:: Records shown ::

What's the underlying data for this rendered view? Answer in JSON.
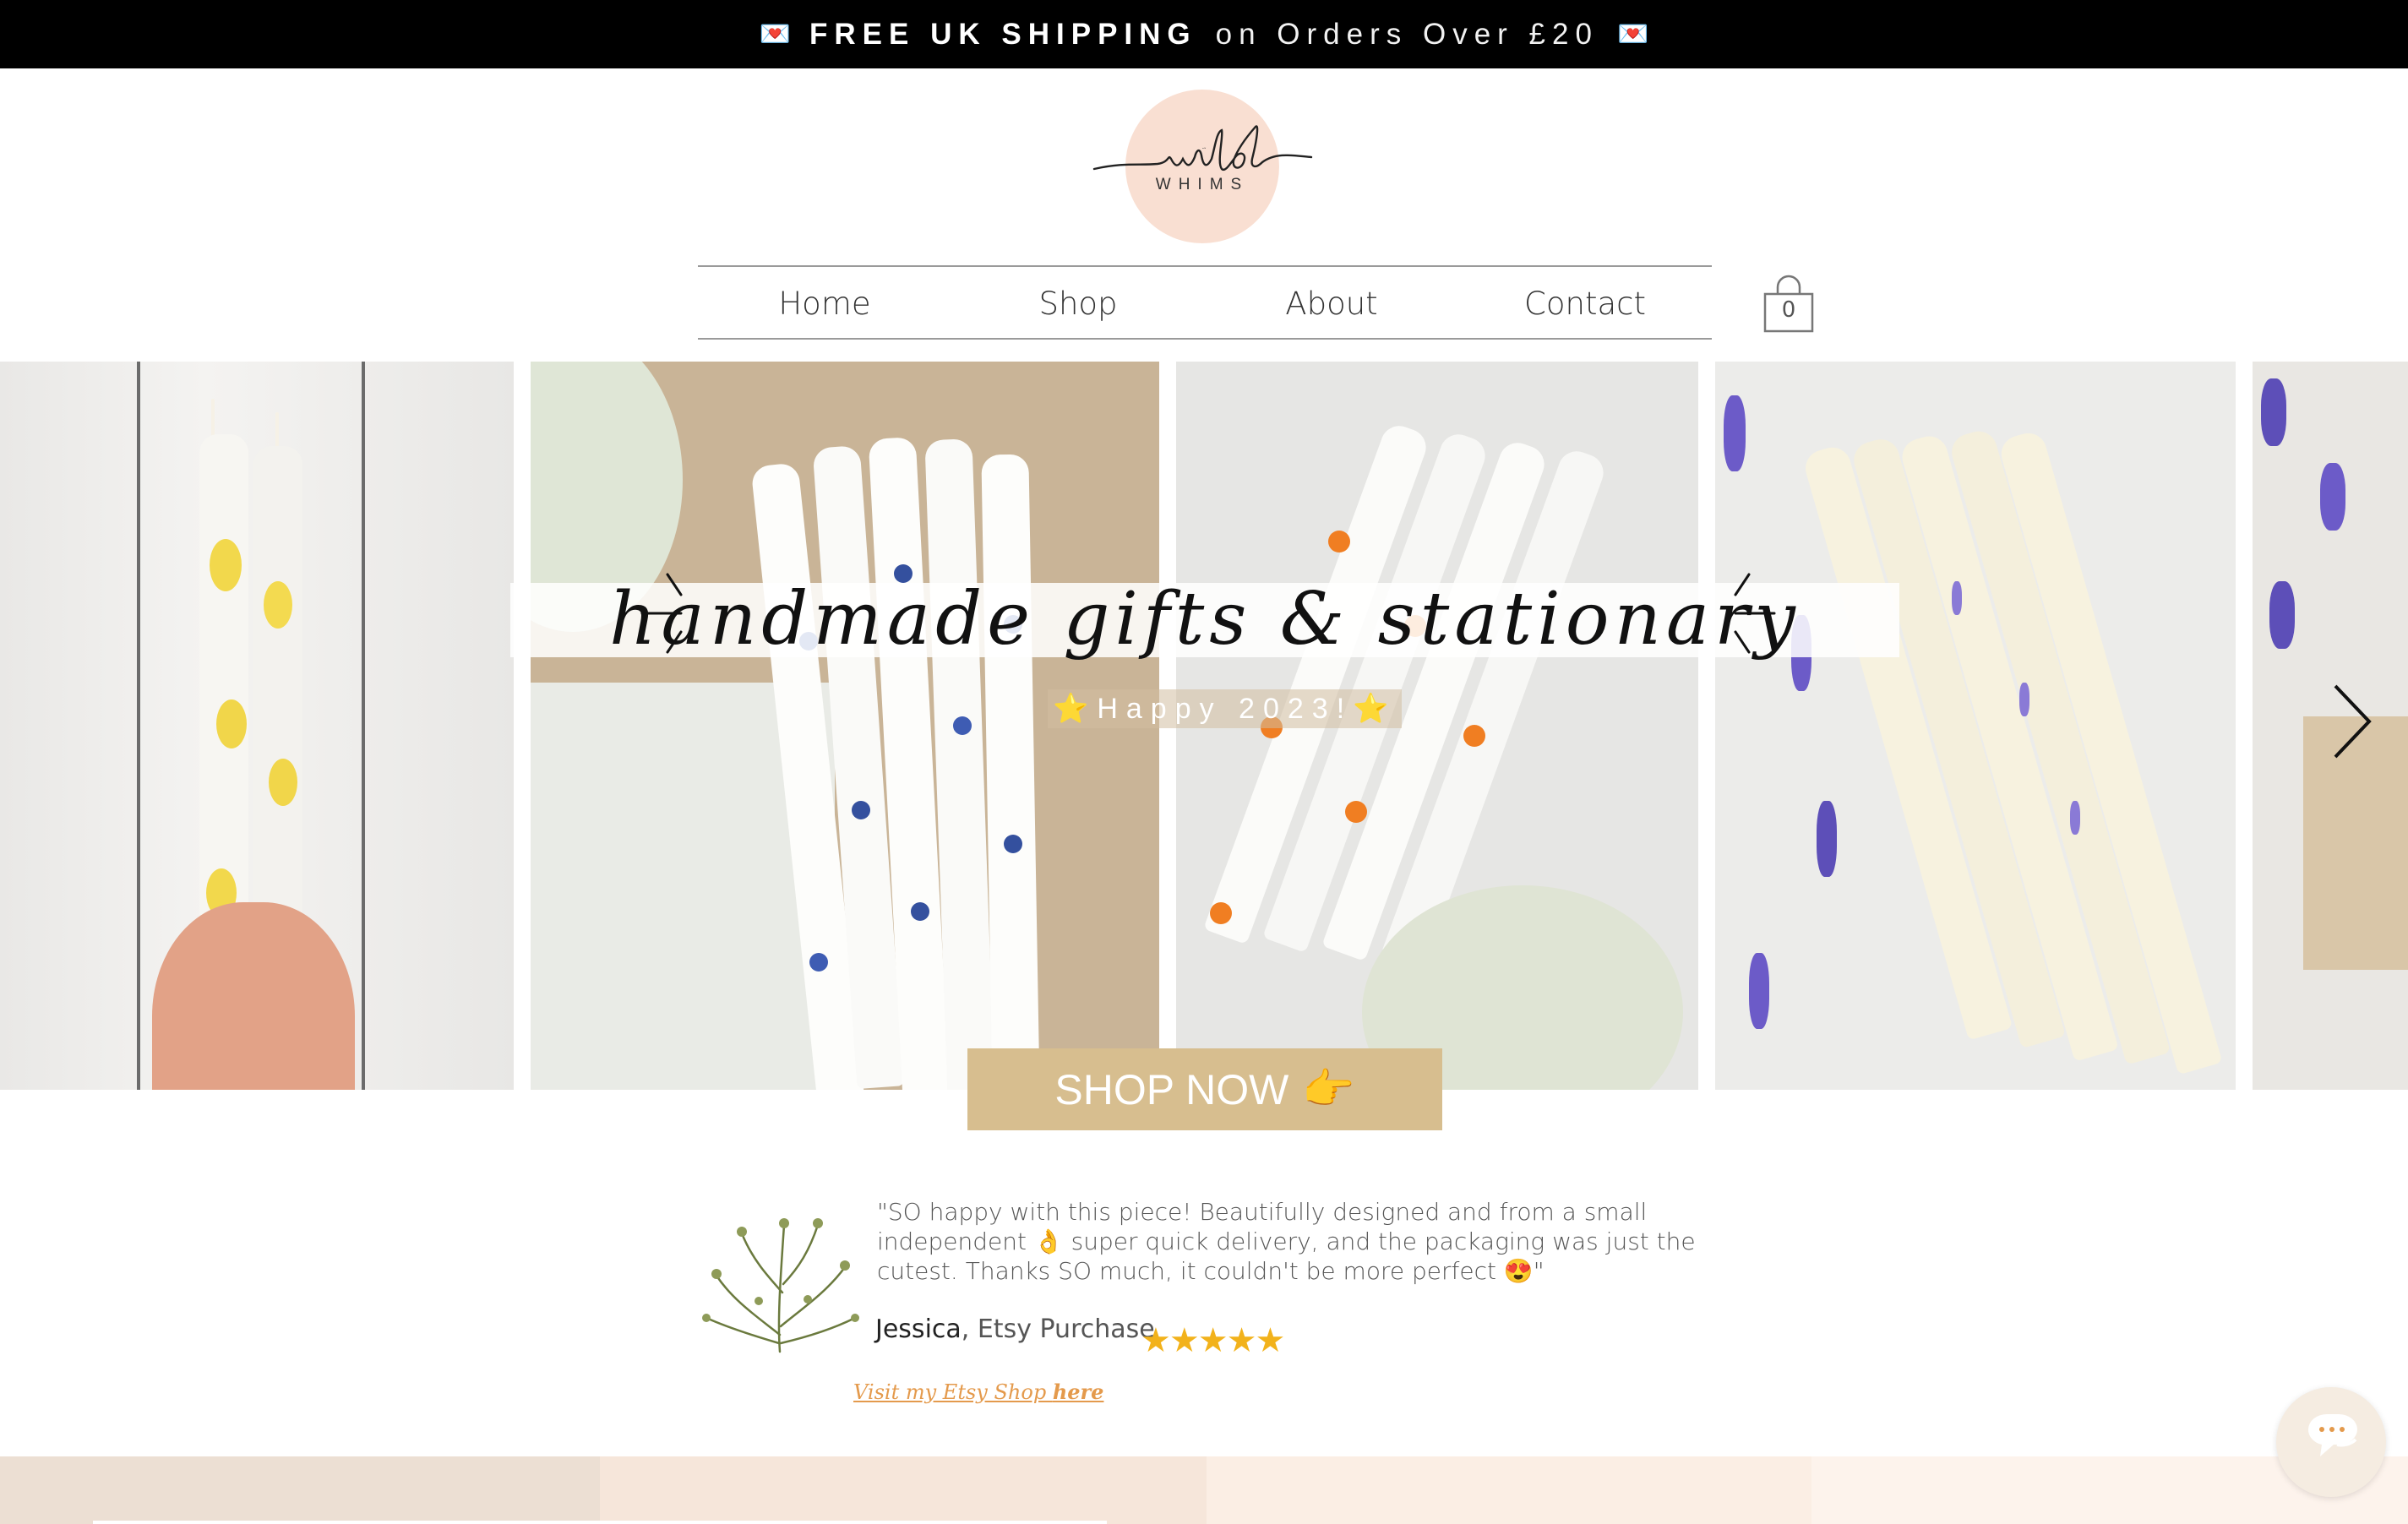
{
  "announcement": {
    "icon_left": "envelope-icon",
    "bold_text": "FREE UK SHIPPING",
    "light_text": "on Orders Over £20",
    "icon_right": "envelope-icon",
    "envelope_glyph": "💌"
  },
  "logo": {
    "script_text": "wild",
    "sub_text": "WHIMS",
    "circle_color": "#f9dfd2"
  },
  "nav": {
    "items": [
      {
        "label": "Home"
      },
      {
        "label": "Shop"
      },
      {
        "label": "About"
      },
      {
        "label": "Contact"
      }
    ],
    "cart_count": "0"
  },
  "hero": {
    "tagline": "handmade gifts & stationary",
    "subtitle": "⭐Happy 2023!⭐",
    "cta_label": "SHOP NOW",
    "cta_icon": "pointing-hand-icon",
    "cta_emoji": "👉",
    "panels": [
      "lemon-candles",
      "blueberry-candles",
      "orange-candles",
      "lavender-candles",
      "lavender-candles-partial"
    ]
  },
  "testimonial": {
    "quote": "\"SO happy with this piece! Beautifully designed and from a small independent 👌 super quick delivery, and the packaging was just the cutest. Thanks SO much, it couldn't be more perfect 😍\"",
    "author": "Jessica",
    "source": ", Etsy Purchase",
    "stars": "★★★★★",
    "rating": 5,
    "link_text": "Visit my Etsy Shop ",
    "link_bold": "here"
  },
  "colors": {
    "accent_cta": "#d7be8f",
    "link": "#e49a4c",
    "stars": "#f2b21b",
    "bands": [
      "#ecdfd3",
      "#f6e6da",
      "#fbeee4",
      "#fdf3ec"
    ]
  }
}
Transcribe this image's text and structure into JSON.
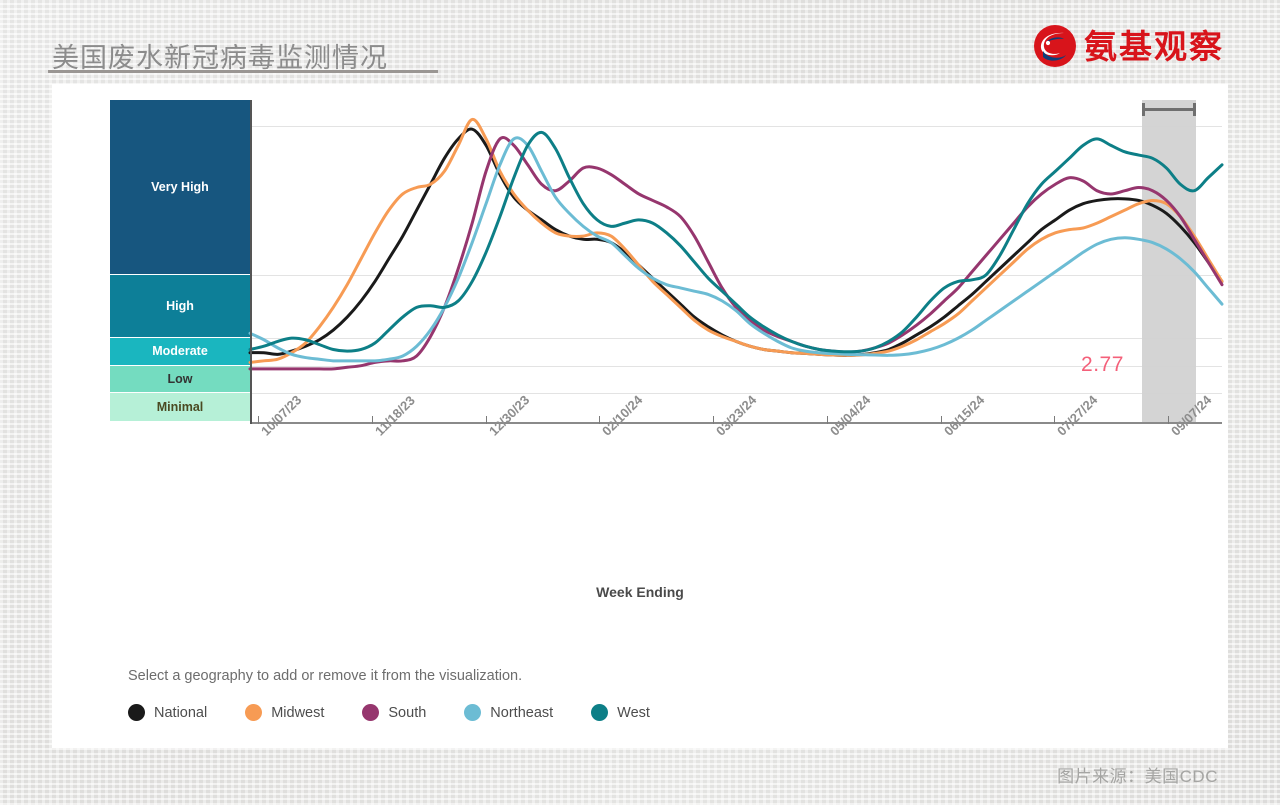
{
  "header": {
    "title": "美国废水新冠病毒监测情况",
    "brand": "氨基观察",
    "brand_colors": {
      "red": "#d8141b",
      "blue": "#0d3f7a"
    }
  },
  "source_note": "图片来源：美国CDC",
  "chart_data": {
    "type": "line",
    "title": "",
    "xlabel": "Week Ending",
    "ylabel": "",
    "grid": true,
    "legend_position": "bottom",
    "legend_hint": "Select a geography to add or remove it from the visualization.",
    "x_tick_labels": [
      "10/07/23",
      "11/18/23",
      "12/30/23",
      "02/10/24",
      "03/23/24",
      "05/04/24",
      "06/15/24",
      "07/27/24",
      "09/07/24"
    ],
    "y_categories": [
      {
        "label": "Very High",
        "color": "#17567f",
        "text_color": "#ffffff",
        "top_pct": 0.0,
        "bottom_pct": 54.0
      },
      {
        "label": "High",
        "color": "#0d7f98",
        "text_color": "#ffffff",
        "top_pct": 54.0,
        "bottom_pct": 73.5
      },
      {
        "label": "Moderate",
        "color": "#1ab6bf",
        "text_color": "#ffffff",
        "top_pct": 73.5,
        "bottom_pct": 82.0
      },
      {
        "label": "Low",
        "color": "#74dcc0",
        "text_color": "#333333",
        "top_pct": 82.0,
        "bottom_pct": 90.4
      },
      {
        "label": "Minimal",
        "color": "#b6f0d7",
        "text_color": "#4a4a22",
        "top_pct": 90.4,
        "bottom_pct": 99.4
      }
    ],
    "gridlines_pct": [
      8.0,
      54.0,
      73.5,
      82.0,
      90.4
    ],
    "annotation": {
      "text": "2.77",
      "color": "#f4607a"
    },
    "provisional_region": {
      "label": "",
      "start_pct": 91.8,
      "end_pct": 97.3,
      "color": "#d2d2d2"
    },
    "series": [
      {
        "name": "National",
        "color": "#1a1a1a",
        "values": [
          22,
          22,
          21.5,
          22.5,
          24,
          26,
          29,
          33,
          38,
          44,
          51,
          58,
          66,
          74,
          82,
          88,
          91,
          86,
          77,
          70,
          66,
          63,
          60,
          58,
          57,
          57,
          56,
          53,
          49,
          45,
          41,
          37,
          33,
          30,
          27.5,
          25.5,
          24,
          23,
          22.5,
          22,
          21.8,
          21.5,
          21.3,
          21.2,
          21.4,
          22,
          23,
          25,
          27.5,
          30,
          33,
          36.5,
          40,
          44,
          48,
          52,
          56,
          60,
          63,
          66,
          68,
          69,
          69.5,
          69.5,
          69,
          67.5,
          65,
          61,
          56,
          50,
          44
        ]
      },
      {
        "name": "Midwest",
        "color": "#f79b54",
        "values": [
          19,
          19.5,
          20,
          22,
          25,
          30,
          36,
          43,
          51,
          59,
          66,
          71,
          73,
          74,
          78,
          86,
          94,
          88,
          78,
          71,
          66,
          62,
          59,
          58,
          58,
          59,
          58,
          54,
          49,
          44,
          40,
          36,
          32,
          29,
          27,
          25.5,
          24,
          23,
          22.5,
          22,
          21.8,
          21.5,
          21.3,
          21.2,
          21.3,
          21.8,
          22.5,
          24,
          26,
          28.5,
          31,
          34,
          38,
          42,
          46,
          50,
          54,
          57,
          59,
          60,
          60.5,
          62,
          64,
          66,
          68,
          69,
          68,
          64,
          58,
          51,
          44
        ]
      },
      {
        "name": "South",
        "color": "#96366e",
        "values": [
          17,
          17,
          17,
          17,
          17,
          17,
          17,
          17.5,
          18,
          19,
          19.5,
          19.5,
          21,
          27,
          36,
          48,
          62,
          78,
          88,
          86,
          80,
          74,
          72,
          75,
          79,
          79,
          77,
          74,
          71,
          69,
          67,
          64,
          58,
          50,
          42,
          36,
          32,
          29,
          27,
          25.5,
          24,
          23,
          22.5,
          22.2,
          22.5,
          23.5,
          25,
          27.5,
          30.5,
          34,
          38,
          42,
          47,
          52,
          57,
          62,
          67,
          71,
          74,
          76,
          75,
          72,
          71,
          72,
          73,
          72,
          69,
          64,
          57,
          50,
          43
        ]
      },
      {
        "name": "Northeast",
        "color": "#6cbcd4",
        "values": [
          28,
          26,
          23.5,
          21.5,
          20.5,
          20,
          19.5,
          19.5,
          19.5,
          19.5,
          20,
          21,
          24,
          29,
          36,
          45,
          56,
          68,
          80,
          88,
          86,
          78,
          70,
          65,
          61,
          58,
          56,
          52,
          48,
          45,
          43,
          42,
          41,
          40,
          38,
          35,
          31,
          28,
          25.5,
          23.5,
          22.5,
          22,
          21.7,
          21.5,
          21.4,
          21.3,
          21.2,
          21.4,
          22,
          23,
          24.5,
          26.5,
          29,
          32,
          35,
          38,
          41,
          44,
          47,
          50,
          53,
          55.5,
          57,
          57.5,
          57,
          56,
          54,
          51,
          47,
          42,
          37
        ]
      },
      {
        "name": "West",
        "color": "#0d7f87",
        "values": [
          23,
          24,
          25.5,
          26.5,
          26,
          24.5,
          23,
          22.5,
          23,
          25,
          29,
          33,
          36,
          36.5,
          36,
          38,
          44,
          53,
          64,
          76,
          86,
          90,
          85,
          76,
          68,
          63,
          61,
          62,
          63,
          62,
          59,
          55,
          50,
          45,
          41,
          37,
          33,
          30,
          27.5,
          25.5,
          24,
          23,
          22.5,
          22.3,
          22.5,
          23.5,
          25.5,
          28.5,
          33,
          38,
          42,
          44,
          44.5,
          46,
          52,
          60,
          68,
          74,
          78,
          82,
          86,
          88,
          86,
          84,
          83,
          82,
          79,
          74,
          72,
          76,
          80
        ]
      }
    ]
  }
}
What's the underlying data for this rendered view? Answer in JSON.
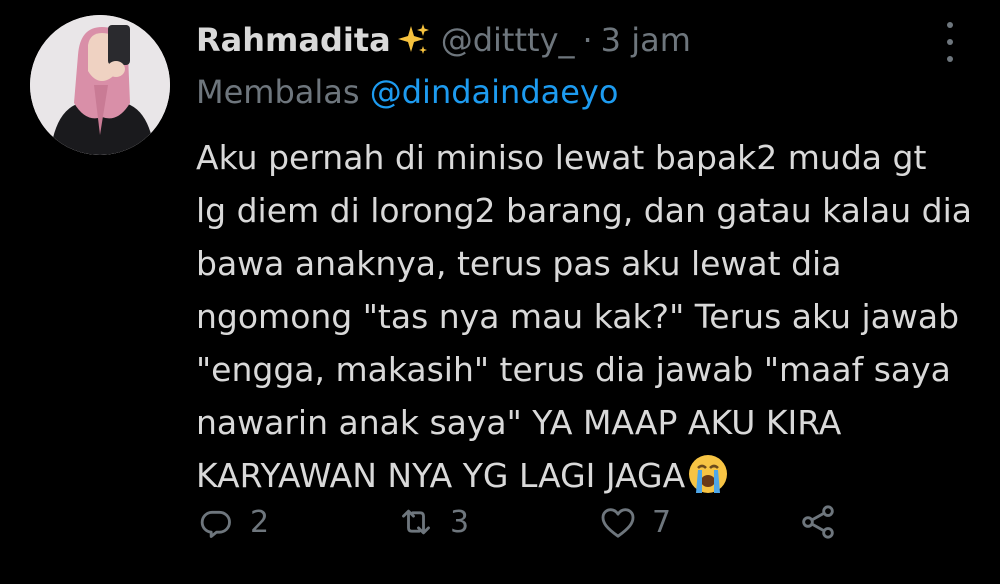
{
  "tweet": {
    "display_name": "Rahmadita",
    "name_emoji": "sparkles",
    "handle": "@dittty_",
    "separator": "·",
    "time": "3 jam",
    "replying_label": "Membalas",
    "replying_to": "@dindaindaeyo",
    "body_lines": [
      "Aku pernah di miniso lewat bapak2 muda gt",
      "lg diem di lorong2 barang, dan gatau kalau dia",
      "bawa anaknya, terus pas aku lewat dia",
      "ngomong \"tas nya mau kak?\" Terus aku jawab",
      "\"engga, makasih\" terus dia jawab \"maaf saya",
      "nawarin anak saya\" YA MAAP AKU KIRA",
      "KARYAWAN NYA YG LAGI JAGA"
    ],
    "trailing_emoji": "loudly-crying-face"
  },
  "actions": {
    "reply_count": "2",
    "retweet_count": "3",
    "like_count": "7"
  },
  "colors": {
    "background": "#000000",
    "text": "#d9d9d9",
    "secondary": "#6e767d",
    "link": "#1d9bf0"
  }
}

:::

# Brief
Locate all lines holding the word "Etsy", then copy them out.

# Exercise response
    "source": ", Etsy Purchase",
    "link_text": "Visit my Etsy Shop ",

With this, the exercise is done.